Problem details
Count how many lines of the data below contain the string "artystycznych"; the reply should be that number alone.

Dataset excerpts

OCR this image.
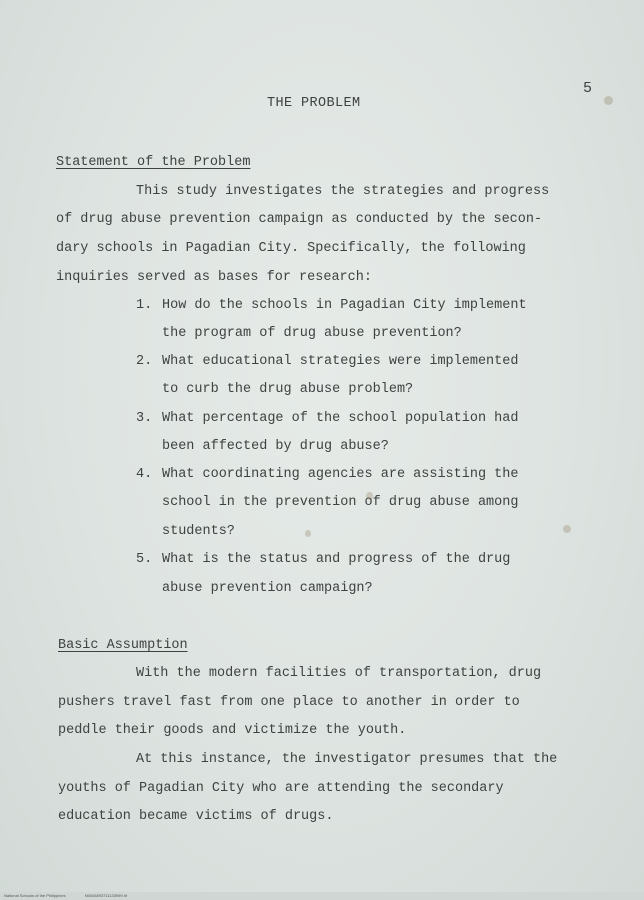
5
THE PROBLEM
Statement of the Problem
This study investigates the strategies and progress
of drug abuse prevention campaign as conducted by the secon-
dary schools in Pagadian City. Specifically, the following
inquiries served as bases for research:
1. How do the schools in Pagadian City implement
the program of drug abuse prevention?
2. What educational strategies were implemented
to curb the drug abuse problem?
3. What percentage of the school population had
been affected by drug abuse?
4. What coordinating agencies are assisting the
school in the prevention of drug abuse among
students?
5. What is the status and progress of the drug
abuse prevention campaign?
Basic Assumption
With the modern facilities of transportation, drug
pushers travel fast from one place to another in order to
peddle their goods and victimize the youth.
At this instance, the investigator presumes that the
youths of Pagadian City who are attending the secondary
education became victims of drugs.
National Schools of the Philippines	N0045893711133999.tif
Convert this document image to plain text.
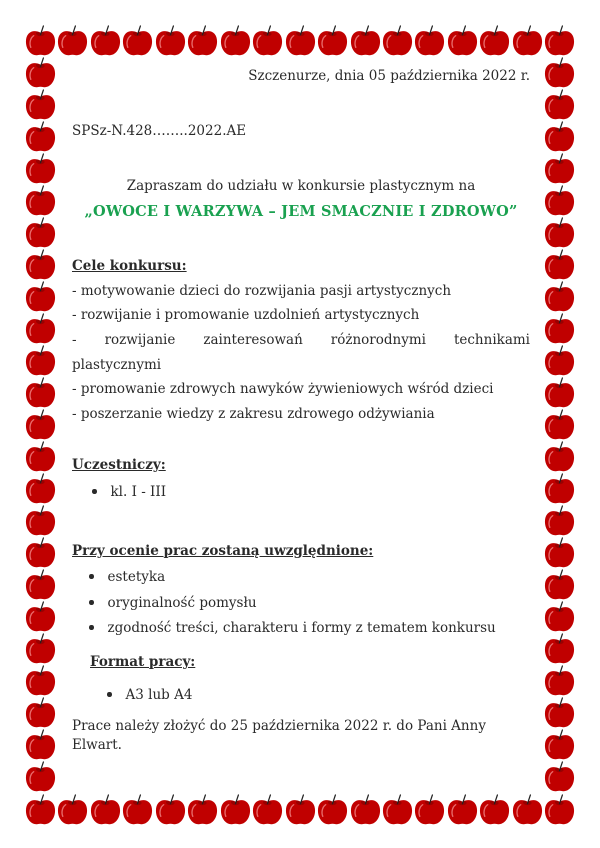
Szczenurze, dnia 05 października 2022 r.
SPSz-N.428……..2022.AE
Zapraszam do udziału w konkursie plastycznym na
„OWOCE I WARZYWA – JEM SMACZNIE I ZDROWO”
Cele konkursu:
- motywowanie dzieci do rozwijania pasji artystycznych
- rozwijanie i promowanie uzdolnień artystycznych
- rozwijanie zainteresowań różnorodnymi technikami
plastycznymi
- promowanie zdrowych nawyków żywieniowych wśród dzieci
- poszerzanie wiedzy z zakresu zdrowego odżywiania
Uczestniczy:
kl. I - III
Przy ocenie prac zostaną uwzględnione:
estetyka
oryginalność pomysłu
zgodność treści, charakteru i formy z tematem konkursu
Format pracy:
A3 lub A4
Prace należy złożyć do 25 października 2022 r. do Pani Anny
Elwart.
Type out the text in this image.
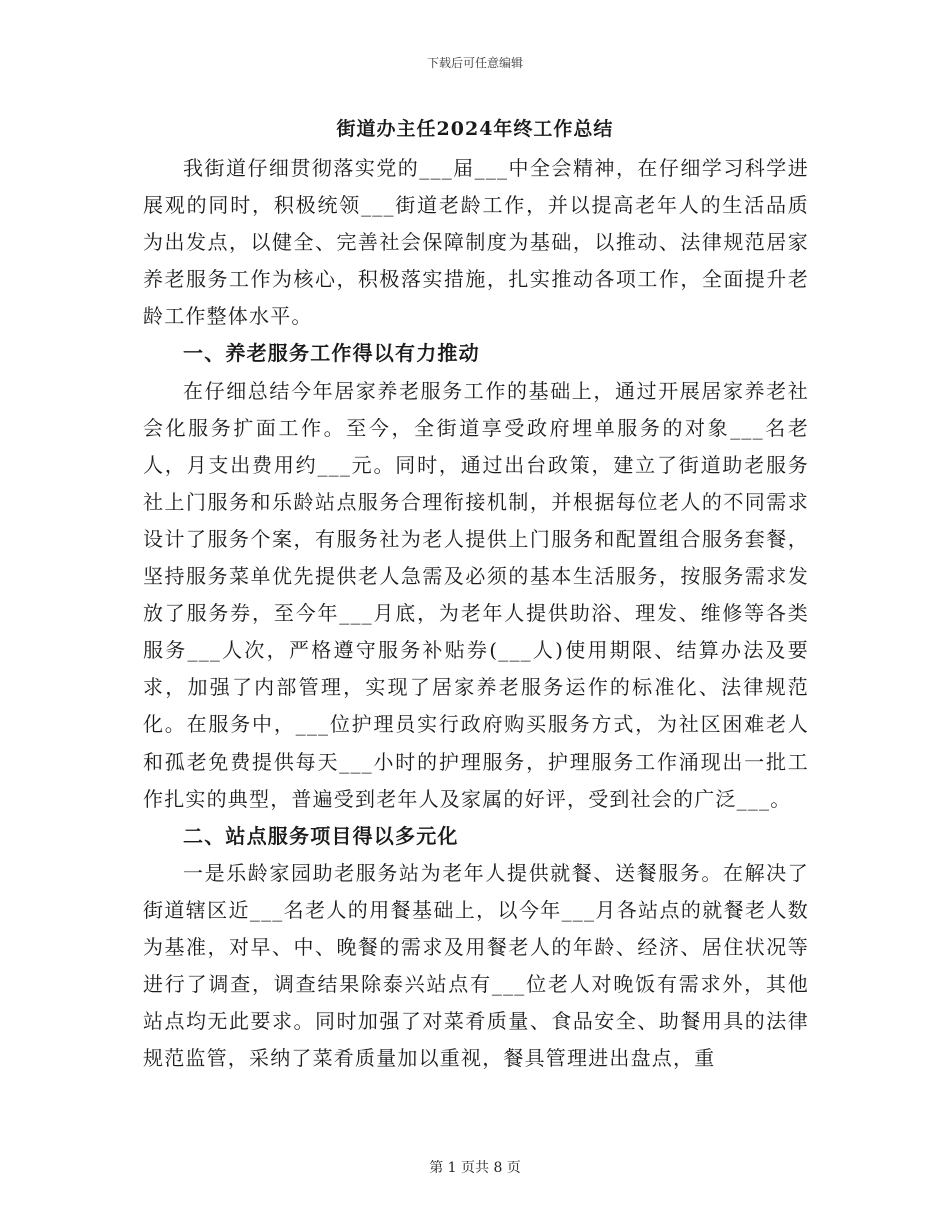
下载后可任意编辑
街道办主任2024年终工作总结

我街道仔细贯彻落实党的___届___中全会精神，在仔细学习科学进展观的同时，积极统领___街道老龄工作，并以提高老年人的生活品质为出发点，以健全、完善社会保障制度为基础，以推动、法律规范居家养老服务工作为核心，积极落实措施，扎实推动各项工作，全面提升老龄工作整体水平。

一、养老服务工作得以有力推动

在仔细总结今年居家养老服务工作的基础上，通过开展居家养老社会化服务扩面工作。至今，全街道享受政府埋单服务的对象___名老人，月支出费用约___元。同时，通过出台政策，建立了街道助老服务社上门服务和乐龄站点服务合理衔接机制，并根据每位老人的不同需求设计了服务个案，有服务社为老人提供上门服务和配置组合服务套餐，坚持服务菜单优先提供老人急需及必须的基本生活服务，按服务需求发放了服务券，至今年___月底，为老年人提供助浴、理发、维修等各类服务___人次，严格遵守服务补贴券(___人)使用期限、结算办法及要求，加强了内部管理，实现了居家养老服务运作的标准化、法律规范化。在服务中，___位护理员实行政府购买服务方式，为社区困难老人和孤老免费提供每天___小时的护理服务，护理服务工作涌现出一批工作扎实的典型，普遍受到老年人及家属的好评，受到社会的广泛___。

二、站点服务项目得以多元化

一是乐龄家园助老服务站为老年人提供就餐、送餐服务。在解决了街道辖区近___名老人的用餐基础上，以今年___月各站点的就餐老人数为基准，对早、中、晚餐的需求及用餐老人的年龄、经济、居住状况等进行了调查，调查结果除泰兴站点有___位老人对晚饭有需求外，其他站点均无此要求。同时加强了对菜肴质量、食品安全、助餐用具的法律规范监管，采纳了菜肴质量加以重视，餐具管理进出盘点，重

第 1 页共 8 页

Exercise result
2